*Passage to read*
▬▬▬▬▬▬▬▬▬▬

The federal healthcare reform law will present enormous opportunities for communities of color, which have long suffered from higher rates of chronic illness and far less access to care. But residents will need to educate themselves about the changes to come and accept a healthy dose of individual responsibility for the measure to be successful.
That was the message from a panel of experts that gathered this week at Rutgers Newark campus for a forum hosted by the New Jersey Public Policy Research Institute (NJPPRI), the New Jersey Medical School, and the University of Medicine and Dentistry of New Jersey’s college in Newark. The session, "Prescription for Healthcare Reform: Implications for Communities of Color,” was designed to start a conversation with the community about the new law. Organizers also provided a list of resources to help the audience, which included a mix of community leaders, healthcare providers and policy experts, learn more.

▬▬▬▬▬▬▬▬▬▬

Page segmentation data
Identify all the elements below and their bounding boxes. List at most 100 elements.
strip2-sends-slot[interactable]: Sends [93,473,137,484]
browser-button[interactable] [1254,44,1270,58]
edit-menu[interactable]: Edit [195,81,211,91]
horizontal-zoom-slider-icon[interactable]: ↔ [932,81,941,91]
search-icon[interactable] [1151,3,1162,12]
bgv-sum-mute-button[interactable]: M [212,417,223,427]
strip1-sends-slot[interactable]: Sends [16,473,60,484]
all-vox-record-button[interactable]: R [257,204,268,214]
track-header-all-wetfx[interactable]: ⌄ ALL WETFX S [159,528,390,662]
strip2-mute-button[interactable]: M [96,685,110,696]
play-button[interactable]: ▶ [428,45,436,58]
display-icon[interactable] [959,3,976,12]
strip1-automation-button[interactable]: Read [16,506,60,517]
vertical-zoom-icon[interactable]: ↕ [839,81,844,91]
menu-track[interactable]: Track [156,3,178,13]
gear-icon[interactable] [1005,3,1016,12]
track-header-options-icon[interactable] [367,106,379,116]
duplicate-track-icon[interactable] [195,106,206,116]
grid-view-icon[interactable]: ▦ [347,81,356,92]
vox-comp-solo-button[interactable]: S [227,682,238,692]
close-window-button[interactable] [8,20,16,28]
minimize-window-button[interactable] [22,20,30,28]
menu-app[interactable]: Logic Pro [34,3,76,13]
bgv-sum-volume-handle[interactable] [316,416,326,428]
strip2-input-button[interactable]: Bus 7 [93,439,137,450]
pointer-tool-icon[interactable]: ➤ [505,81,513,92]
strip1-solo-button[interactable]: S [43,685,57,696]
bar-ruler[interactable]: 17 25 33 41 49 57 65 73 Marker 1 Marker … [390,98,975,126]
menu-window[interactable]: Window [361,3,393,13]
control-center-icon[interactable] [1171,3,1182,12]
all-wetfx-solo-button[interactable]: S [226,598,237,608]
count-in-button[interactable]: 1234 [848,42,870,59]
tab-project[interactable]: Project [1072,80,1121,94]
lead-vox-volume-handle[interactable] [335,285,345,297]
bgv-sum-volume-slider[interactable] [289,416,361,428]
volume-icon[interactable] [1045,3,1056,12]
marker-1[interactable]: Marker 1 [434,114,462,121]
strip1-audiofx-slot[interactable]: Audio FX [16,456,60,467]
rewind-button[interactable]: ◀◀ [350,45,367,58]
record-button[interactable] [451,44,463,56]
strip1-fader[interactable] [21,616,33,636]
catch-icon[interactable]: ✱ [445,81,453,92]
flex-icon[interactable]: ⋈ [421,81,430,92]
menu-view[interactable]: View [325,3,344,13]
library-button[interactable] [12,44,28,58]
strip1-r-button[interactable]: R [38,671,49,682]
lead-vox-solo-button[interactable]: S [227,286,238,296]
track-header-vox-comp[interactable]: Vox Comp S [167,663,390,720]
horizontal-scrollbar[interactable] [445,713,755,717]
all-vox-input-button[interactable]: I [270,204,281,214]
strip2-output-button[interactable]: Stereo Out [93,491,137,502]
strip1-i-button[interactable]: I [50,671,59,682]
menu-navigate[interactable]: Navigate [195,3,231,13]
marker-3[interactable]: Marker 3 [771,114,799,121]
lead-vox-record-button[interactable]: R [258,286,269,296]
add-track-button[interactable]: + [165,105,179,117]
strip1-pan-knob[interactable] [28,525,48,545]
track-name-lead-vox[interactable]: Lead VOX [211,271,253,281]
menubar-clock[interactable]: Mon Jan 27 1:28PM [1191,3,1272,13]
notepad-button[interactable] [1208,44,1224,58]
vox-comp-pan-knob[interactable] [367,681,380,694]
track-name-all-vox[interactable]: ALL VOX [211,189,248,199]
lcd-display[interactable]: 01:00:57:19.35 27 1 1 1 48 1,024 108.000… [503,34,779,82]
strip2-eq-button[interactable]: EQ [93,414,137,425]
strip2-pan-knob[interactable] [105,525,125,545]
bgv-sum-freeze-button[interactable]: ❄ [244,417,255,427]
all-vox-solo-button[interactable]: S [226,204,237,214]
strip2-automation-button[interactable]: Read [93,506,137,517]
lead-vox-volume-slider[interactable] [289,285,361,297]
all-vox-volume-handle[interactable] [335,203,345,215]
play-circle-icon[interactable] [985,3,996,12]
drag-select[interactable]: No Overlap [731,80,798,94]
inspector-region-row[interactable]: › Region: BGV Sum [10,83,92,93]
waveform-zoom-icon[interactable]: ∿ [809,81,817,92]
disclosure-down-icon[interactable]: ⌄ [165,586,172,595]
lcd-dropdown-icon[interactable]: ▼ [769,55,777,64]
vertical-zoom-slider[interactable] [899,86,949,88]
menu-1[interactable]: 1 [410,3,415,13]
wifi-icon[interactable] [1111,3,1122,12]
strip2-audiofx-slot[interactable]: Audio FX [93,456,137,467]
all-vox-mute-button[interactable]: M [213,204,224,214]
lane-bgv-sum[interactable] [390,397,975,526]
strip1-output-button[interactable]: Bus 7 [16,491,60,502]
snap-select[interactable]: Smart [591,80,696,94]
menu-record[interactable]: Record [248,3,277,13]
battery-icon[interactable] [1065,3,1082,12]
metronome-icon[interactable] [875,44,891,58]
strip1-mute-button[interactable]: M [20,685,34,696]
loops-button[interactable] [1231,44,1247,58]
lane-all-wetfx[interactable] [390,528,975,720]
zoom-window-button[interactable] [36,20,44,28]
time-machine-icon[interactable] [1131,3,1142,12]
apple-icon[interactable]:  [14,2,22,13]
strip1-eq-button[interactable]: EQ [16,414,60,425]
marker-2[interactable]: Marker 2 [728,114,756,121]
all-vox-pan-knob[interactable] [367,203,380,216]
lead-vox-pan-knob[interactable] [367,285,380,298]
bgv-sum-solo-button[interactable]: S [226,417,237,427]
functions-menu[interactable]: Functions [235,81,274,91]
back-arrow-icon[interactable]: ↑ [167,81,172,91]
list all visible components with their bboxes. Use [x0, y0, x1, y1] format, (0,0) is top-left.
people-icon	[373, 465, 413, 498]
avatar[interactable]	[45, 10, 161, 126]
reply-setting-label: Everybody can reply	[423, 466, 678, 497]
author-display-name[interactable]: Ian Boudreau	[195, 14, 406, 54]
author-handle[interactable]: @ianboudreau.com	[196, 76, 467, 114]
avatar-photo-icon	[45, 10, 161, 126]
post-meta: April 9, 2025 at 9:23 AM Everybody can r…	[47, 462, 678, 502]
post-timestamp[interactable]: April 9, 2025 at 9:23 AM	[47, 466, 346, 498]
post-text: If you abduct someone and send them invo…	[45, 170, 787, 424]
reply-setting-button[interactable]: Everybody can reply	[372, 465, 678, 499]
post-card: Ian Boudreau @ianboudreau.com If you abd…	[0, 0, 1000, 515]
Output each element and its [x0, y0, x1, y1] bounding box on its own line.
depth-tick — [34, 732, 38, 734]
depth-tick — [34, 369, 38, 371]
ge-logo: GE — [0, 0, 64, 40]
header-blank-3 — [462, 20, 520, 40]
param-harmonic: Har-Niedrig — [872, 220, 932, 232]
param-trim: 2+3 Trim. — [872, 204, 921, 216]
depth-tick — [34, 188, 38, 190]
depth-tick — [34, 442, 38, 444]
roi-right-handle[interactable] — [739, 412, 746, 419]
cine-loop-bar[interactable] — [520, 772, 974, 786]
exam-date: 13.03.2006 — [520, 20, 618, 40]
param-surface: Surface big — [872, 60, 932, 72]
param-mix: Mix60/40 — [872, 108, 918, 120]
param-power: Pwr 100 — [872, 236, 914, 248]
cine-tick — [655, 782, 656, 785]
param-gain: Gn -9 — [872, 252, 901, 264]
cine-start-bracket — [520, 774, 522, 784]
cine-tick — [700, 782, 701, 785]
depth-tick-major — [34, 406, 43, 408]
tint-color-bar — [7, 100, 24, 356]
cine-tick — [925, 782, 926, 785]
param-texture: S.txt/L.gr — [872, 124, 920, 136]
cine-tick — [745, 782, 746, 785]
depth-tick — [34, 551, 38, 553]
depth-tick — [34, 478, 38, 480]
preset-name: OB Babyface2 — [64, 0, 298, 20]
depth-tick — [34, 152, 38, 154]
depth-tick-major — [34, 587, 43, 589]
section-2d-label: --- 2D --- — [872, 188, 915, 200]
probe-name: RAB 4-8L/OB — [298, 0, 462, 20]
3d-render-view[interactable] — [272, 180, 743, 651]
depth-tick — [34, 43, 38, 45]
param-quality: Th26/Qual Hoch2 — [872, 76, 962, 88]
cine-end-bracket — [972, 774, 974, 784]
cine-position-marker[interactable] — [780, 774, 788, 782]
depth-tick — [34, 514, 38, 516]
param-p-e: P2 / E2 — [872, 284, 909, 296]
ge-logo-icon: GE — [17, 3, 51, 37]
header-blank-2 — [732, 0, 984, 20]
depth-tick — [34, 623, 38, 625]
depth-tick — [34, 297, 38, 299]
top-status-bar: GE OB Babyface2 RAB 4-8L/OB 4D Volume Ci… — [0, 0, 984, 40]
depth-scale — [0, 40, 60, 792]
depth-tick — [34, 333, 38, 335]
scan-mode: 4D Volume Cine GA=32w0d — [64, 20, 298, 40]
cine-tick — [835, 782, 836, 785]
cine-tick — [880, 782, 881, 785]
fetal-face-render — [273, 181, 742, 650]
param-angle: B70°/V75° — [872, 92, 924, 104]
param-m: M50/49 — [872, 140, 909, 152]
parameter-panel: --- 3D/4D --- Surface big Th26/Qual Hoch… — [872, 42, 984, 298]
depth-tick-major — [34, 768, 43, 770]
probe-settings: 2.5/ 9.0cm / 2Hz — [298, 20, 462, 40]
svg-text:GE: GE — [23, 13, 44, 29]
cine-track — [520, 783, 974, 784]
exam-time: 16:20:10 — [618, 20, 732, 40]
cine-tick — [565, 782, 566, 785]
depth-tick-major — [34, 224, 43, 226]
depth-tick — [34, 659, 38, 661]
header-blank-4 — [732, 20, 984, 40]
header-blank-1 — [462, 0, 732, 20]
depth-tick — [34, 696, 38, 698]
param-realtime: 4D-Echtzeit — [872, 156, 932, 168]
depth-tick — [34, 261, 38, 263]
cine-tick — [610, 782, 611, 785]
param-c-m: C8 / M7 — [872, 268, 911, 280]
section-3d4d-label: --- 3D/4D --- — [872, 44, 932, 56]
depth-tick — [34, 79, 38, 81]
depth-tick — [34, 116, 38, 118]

▬▬▬▬▬▬▬▬▬▬

*Exercise instructions*
Please repeat the healthcare reform passage word for word, from start to finish.

*Response for this exercise*
The federal healthcare reform law will present enormous opportunities for communities of color, which have long suffered from higher rates of chronic illness and far less access to care. But residents will need to educate themselves about the changes to come and accept a healthy dose of individual responsibility for the measure to be successful.
That was the message from a panel of experts that gathered this week at Rutgers Newark campus for a forum hosted by the New Jersey Public Policy Research Institute (NJPPRI), the New Jersey Medical School, and the University of Medicine and Dentistry of New Jersey’s college in Newark. The session, "Prescription for Healthcare Reform: Implications for Communities of Color,” was designed to start a conversation with the community about the new law. Organizers also provided a list of resources to help the audience, which included a mix of community leaders, healthcare providers and policy experts, learn more.